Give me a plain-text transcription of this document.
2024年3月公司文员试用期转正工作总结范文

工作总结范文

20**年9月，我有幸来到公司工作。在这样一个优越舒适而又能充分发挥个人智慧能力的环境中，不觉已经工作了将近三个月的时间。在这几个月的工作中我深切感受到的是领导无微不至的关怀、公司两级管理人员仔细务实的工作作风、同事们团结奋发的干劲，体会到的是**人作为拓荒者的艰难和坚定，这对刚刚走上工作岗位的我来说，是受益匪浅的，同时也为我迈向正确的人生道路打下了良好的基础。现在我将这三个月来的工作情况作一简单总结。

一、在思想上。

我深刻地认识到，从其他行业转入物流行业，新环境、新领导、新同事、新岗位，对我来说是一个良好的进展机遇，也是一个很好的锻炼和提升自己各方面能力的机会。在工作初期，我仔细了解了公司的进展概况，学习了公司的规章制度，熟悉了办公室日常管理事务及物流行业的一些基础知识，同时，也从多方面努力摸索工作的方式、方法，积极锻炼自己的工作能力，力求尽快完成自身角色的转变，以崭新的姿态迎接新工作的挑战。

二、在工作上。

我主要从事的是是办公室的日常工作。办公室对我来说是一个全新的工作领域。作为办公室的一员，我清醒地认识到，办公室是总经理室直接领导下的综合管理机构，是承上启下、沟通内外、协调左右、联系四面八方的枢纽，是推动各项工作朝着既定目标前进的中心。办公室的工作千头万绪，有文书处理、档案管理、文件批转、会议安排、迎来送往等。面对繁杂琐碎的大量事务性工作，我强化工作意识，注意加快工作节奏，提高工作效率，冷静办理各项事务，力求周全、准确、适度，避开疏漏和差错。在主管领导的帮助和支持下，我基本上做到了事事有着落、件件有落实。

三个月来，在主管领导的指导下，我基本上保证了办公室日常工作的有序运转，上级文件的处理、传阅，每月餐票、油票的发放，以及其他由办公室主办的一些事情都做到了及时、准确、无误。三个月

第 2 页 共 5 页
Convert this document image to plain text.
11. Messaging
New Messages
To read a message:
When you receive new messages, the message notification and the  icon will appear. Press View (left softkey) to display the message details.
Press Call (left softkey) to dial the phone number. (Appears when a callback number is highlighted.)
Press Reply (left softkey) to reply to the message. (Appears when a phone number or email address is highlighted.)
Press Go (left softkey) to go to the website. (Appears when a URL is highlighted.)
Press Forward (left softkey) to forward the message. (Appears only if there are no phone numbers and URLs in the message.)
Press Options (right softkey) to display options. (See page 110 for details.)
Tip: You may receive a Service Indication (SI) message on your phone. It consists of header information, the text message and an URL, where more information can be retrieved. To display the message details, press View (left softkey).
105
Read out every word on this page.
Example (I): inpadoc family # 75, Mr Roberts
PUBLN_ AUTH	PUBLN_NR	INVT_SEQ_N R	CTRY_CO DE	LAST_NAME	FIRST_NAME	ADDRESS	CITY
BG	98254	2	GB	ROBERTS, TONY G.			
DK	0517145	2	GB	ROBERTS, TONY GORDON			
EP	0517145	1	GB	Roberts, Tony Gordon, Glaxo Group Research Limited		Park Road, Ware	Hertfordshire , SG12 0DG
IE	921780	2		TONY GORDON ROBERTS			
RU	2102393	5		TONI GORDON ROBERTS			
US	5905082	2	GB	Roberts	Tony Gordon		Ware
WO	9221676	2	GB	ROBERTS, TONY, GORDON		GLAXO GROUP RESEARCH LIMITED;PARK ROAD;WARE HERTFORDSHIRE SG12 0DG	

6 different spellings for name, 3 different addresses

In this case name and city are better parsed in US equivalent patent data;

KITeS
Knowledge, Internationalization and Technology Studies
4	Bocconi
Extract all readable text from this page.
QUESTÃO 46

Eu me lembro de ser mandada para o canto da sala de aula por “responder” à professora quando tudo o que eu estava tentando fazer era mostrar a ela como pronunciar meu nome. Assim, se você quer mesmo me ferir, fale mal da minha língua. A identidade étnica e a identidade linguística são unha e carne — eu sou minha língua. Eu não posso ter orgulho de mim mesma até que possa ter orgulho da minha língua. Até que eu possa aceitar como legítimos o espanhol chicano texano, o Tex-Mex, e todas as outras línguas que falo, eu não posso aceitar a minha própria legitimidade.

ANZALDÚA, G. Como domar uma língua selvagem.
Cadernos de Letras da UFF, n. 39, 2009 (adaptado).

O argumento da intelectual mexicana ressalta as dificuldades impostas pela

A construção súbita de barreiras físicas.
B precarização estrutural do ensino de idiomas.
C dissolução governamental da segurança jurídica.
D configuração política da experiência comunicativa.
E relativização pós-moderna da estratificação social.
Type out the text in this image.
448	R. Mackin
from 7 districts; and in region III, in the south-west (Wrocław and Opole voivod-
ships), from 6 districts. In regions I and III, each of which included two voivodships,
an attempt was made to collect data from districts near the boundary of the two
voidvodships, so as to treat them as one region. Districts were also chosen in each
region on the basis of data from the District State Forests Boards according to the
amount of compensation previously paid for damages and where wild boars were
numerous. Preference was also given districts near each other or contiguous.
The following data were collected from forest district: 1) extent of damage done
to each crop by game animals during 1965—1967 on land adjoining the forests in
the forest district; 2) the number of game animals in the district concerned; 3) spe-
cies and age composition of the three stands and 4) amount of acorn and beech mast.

▶ **PROBLEM REQUIREMENTS**
Where does the word "amount" appear? Return each line that holds it.

▶ **FINAL RESULT**
amount of compensation previously paid for damages and where wild boars were
cies and age composition of the three stands and 4) amount of acorn and beech mast.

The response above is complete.